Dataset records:
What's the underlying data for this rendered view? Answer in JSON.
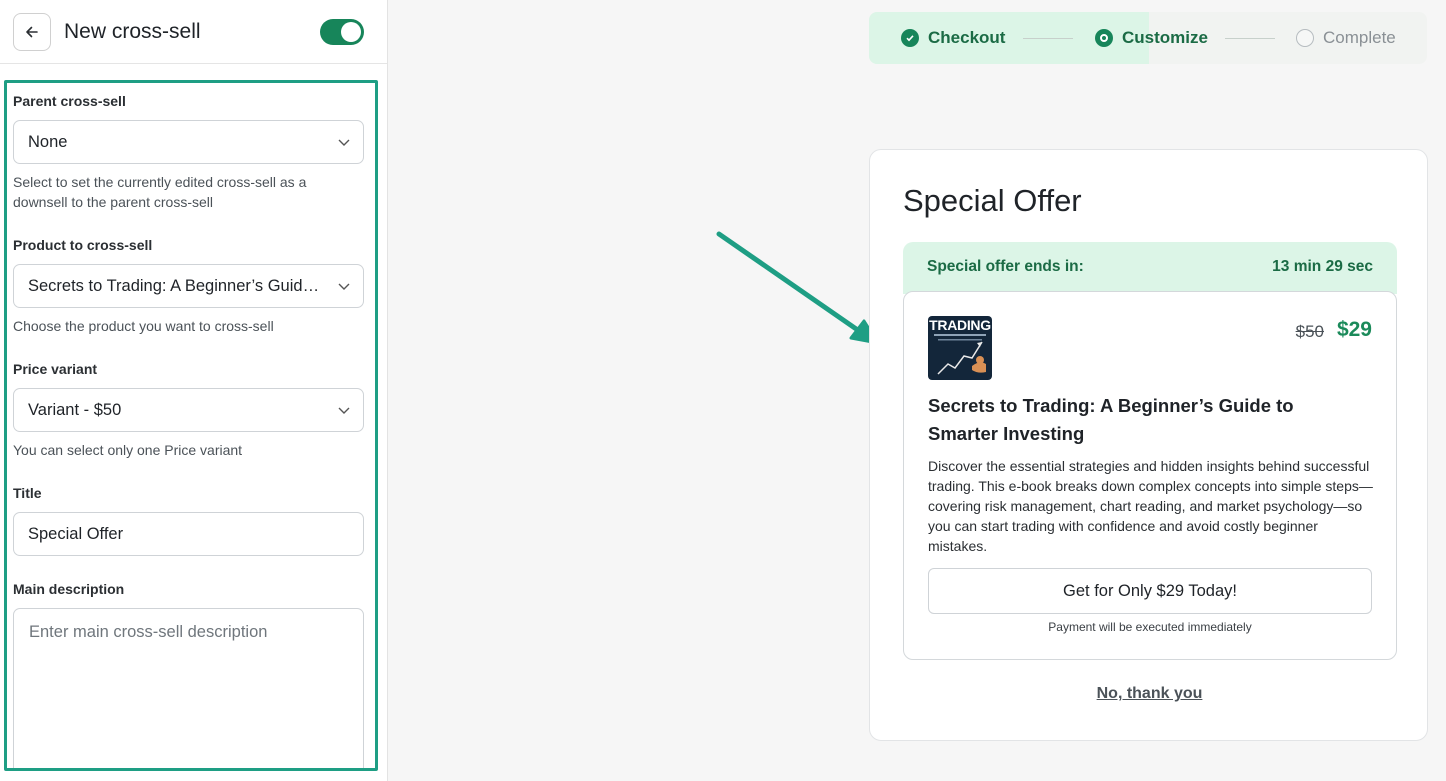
{
  "header": {
    "title": "New cross-sell",
    "back_icon": "arrow-left-icon",
    "toggle_on": true
  },
  "form": {
    "parent": {
      "label": "Parent cross-sell",
      "value": "None",
      "help": "Select to set the currently edited cross-sell as a downsell to the parent cross-sell"
    },
    "product": {
      "label": "Product to cross-sell",
      "value": "Secrets to Trading: A Beginner’s Guide …",
      "help": "Choose the product you want to cross-sell"
    },
    "price_variant": {
      "label": "Price variant",
      "value": "Variant - $50",
      "help": "You can select only one Price variant"
    },
    "title": {
      "label": "Title",
      "value": "Special Offer"
    },
    "main_description": {
      "label": "Main description",
      "placeholder": "Enter main cross-sell description"
    }
  },
  "stepper": {
    "steps": [
      {
        "label": "Checkout",
        "state": "done"
      },
      {
        "label": "Customize",
        "state": "current"
      },
      {
        "label": "Complete",
        "state": "pending"
      }
    ]
  },
  "preview": {
    "title": "Special Offer",
    "timer_label": "Special offer ends in:",
    "timer_value": "13 min 29 sec",
    "product_image_text": "TRADING",
    "price_old": "$50",
    "price_new": "$29",
    "product_name": "Secrets to Trading: A Beginner’s Guide to Smarter Investing",
    "product_description": "Discover the essential strategies and hidden insights behind successful trading. This e-book breaks down complex concepts into simple steps—covering risk management, chart reading, and market psychology—so you can start trading with confidence and avoid costly beginner mistakes.",
    "buy_button": "Get for Only $29 Today!",
    "payment_note": "Payment will be executed immediately",
    "decline_link": "No, thank you"
  },
  "colors": {
    "accent_green": "#17855a",
    "highlight_frame": "#1e9e84",
    "step_done_bg": "#dcf5e7",
    "price_green": "#1b8a5a"
  }
}
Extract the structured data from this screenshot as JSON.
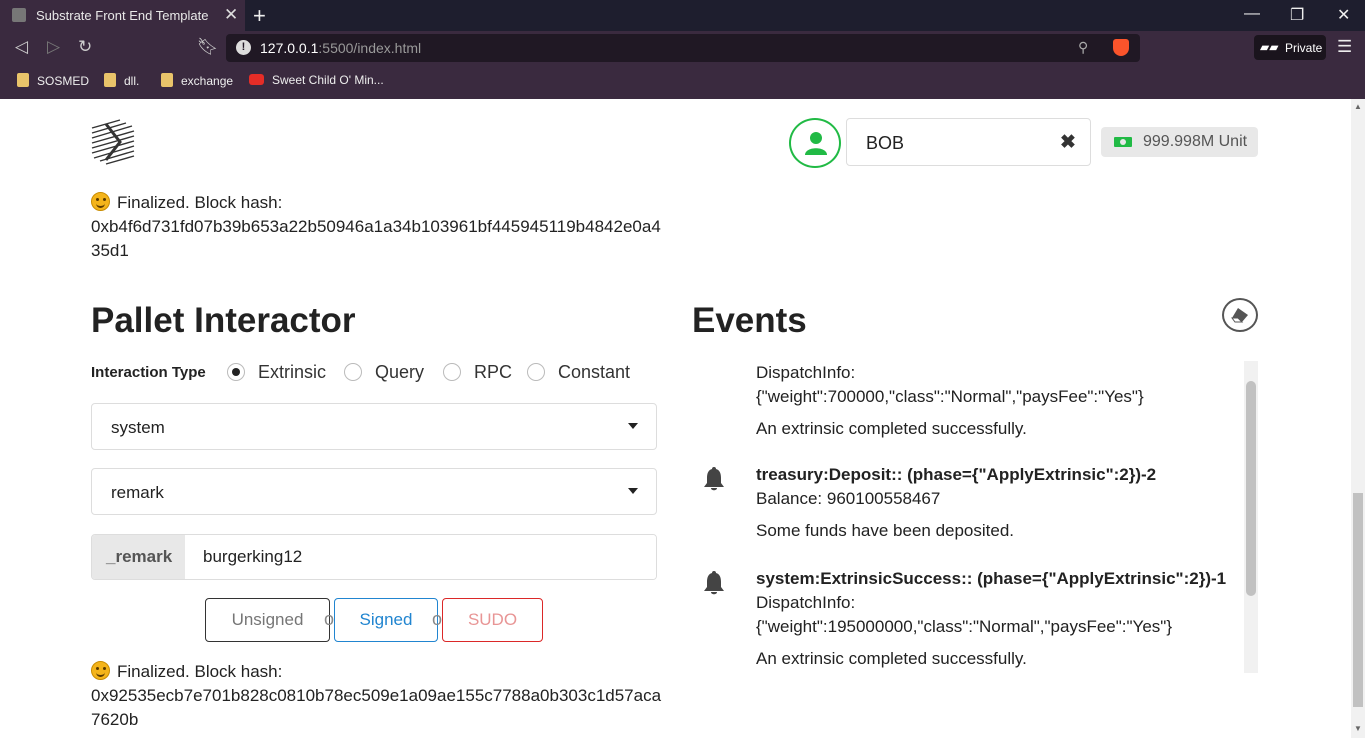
{
  "browser": {
    "tab_title": "Substrate Front End Template",
    "url_host": "127.0.0.1",
    "url_rest": ":5500/index.html",
    "private_label": "Private",
    "bookmarks": [
      "SOSMED",
      "dll.",
      "exchange",
      "Sweet Child O' Min..."
    ]
  },
  "header": {
    "account_value": "BOB",
    "balance": "999.998M Unit"
  },
  "status_top": {
    "prefix": "Finalized. Block hash:",
    "hash": "0xb4f6d731fd07b39b653a22b50946a1a34b103961bf445945119b4842e0a435d1"
  },
  "pallet": {
    "heading": "Pallet Interactor",
    "interaction_type_label": "Interaction Type",
    "radio_options": [
      "Extrinsic",
      "Query",
      "RPC",
      "Constant"
    ],
    "selected_radio": "Extrinsic",
    "pallet_value": "system",
    "callable_value": "remark",
    "param_label": "_remark",
    "param_value": "burgerking12",
    "buttons": {
      "unsigned": "Unsigned",
      "signed": "Signed",
      "sudo": "SUDO",
      "or": "or"
    }
  },
  "status_bottom": {
    "prefix": "Finalized. Block hash:",
    "hash": "0x92535ecb7e701b828c0810b78ec509e1a09ae155c7788a0b303c1d57aca7620b"
  },
  "events": {
    "heading": "Events",
    "items": [
      {
        "title": "",
        "detail_label": "DispatchInfo:",
        "detail_value": "{\"weight\":700000,\"class\":\"Normal\",\"paysFee\":\"Yes\"}",
        "description": "An extrinsic completed successfully."
      },
      {
        "title": "treasury:Deposit:: (phase={\"ApplyExtrinsic\":2})-2",
        "detail_label": "Balance: 960100558467",
        "detail_value": "",
        "description": "Some funds have been deposited."
      },
      {
        "title": "system:ExtrinsicSuccess:: (phase={\"ApplyExtrinsic\":2})-1",
        "detail_label": "DispatchInfo:",
        "detail_value": "{\"weight\":195000000,\"class\":\"Normal\",\"paysFee\":\"Yes\"}",
        "description": "An extrinsic completed successfully."
      }
    ]
  },
  "colors": {
    "signed": "#2185d0",
    "sudo": "#db2828",
    "account_green": "#21ba45"
  }
}
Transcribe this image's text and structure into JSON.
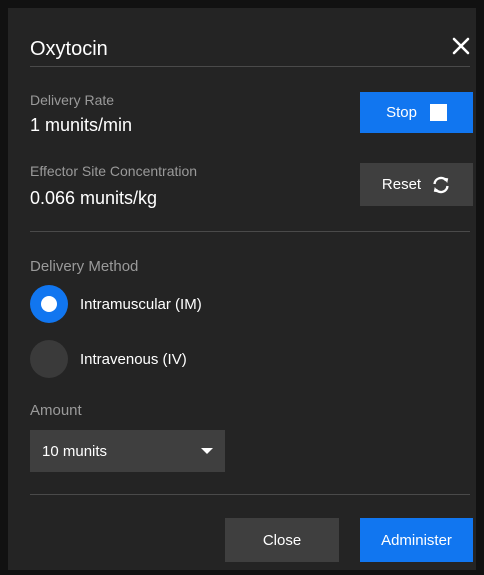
{
  "dialog": {
    "title": "Oxytocin"
  },
  "delivery_rate": {
    "label": "Delivery Rate",
    "value": "1 munits/min"
  },
  "effector_site": {
    "label": "Effector Site Concentration",
    "value": "0.066 munits/kg"
  },
  "buttons": {
    "stop_label": "Stop",
    "reset_label": "Reset",
    "close_label": "Close",
    "administer_label": "Administer"
  },
  "delivery_method": {
    "label": "Delivery Method",
    "options": [
      {
        "label": "Intramuscular (IM)",
        "selected": true
      },
      {
        "label": "Intravenous (IV)",
        "selected": false
      }
    ]
  },
  "amount": {
    "label": "Amount",
    "selected": "10 munits"
  },
  "colors": {
    "primary": "#1176f0",
    "panel": "#242424",
    "secondary_button": "#3f3f3f",
    "muted_text": "#9a9a9a"
  },
  "icons": {
    "close": "close-icon",
    "stop": "stop-icon",
    "reset": "refresh-icon",
    "dropdown": "chevron-down-icon"
  }
}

#### [Written instruction]
Repeat the records above exactly, leaving out any pictures they contain.

#### [Reply to the exercise]
What's the underlying data for this rendered view? Answer in JSON.
{
  "header": {
    "title": "New cross-sell",
    "back_icon": "arrow-left-icon",
    "toggle_on": true
  },
  "form": {
    "parent": {
      "label": "Parent cross-sell",
      "value": "None",
      "help": "Select to set the currently edited cross-sell as a downsell to the parent cross-sell"
    },
    "product": {
      "label": "Product to cross-sell",
      "value": "Secrets to Trading: A Beginner’s Guide …",
      "help": "Choose the product you want to cross-sell"
    },
    "price_variant": {
      "label": "Price variant",
      "value": "Variant - $50",
      "help": "You can select only one Price variant"
    },
    "title": {
      "label": "Title",
      "value": "Special Offer"
    },
    "main_description": {
      "label": "Main description",
      "placeholder": "Enter main cross-sell description"
    }
  },
  "stepper": {
    "steps": [
      {
        "label": "Checkout",
        "state": "done"
      },
      {
        "label": "Customize",
        "state": "current"
      },
      {
        "label": "Complete",
        "state": "pending"
      }
    ]
  },
  "preview": {
    "title": "Special Offer",
    "timer_label": "Special offer ends in:",
    "timer_value": "13 min 29 sec",
    "product_image_text": "TRADING",
    "price_old": "$50",
    "price_new": "$29",
    "product_name": "Secrets to Trading: A Beginner’s Guide to Smarter Investing",
    "product_description": "Discover the essential strategies and hidden insights behind successful trading. This e-book breaks down complex concepts into simple steps—covering risk management, chart reading, and market psychology—so you can start trading with confidence and avoid costly beginner mistakes.",
    "buy_button": "Get for Only $29 Today!",
    "payment_note": "Payment will be executed immediately",
    "decline_link": "No, thank you"
  },
  "colors": {
    "accent_green": "#17855a",
    "highlight_frame": "#1e9e84",
    "step_done_bg": "#dcf5e7",
    "price_green": "#1b8a5a"
  }
}
Extract the structured data from this screenshot as JSON.
{
  "browser": {
    "tab_title": "Substrate Front End Template",
    "url_host": "127.0.0.1",
    "url_rest": ":5500/index.html",
    "private_label": "Private",
    "bookmarks": [
      "SOSMED",
      "dll.",
      "exchange",
      "Sweet Child O' Min..."
    ]
  },
  "header": {
    "account_value": "BOB",
    "balance": "999.998M Unit"
  },
  "status_top": {
    "prefix": "Finalized. Block hash:",
    "hash": "0xb4f6d731fd07b39b653a22b50946a1a34b103961bf445945119b4842e0a435d1"
  },
  "pallet": {
    "heading": "Pallet Interactor",
    "interaction_type_label": "Interaction Type",
    "radio_options": [
      "Extrinsic",
      "Query",
      "RPC",
      "Constant"
    ],
    "selected_radio": "Extrinsic",
    "pallet_value": "system",
    "callable_value": "remark",
    "param_label": "_remark",
    "param_value": "burgerking12",
    "buttons": {
      "unsigned": "Unsigned",
      "signed": "Signed",
      "sudo": "SUDO",
      "or": "or"
    }
  },
  "status_bottom": {
    "prefix": "Finalized. Block hash:",
    "hash": "0x92535ecb7e701b828c0810b78ec509e1a09ae155c7788a0b303c1d57aca7620b"
  },
  "events": {
    "heading": "Events",
    "items": [
      {
        "title": "",
        "detail_label": "DispatchInfo:",
        "detail_value": "{\"weight\":700000,\"class\":\"Normal\",\"paysFee\":\"Yes\"}",
        "description": "An extrinsic completed successfully."
      },
      {
        "title": "treasury:Deposit:: (phase={\"ApplyExtrinsic\":2})-2",
        "detail_label": "Balance: 960100558467",
        "detail_value": "",
        "description": "Some funds have been deposited."
      },
      {
        "title": "system:ExtrinsicSuccess:: (phase={\"ApplyExtrinsic\":2})-1",
        "detail_label": "DispatchInfo:",
        "detail_value": "{\"weight\":195000000,\"class\":\"Normal\",\"paysFee\":\"Yes\"}",
        "description": "An extrinsic completed successfully."
      }
    ]
  },
  "colors": {
    "signed": "#2185d0",
    "sudo": "#db2828",
    "account_green": "#21ba45"
  }
}
Transcribe this image's text and structure into JSON.
{
  "dialog": {
    "title": "Oxytocin"
  },
  "delivery_rate": {
    "label": "Delivery Rate",
    "value": "1 munits/min"
  },
  "effector_site": {
    "label": "Effector Site Concentration",
    "value": "0.066 munits/kg"
  },
  "buttons": {
    "stop_label": "Stop",
    "reset_label": "Reset",
    "close_label": "Close",
    "administer_label": "Administer"
  },
  "delivery_method": {
    "label": "Delivery Method",
    "options": [
      {
        "label": "Intramuscular (IM)",
        "selected": true
      },
      {
        "label": "Intravenous (IV)",
        "selected": false
      }
    ]
  },
  "amount": {
    "label": "Amount",
    "selected": "10 munits"
  },
  "colors": {
    "primary": "#1176f0",
    "panel": "#242424",
    "secondary_button": "#3f3f3f",
    "muted_text": "#9a9a9a"
  },
  "icons": {
    "close": "close-icon",
    "stop": "stop-icon",
    "reset": "refresh-icon",
    "dropdown": "chevron-down-icon"
  }
}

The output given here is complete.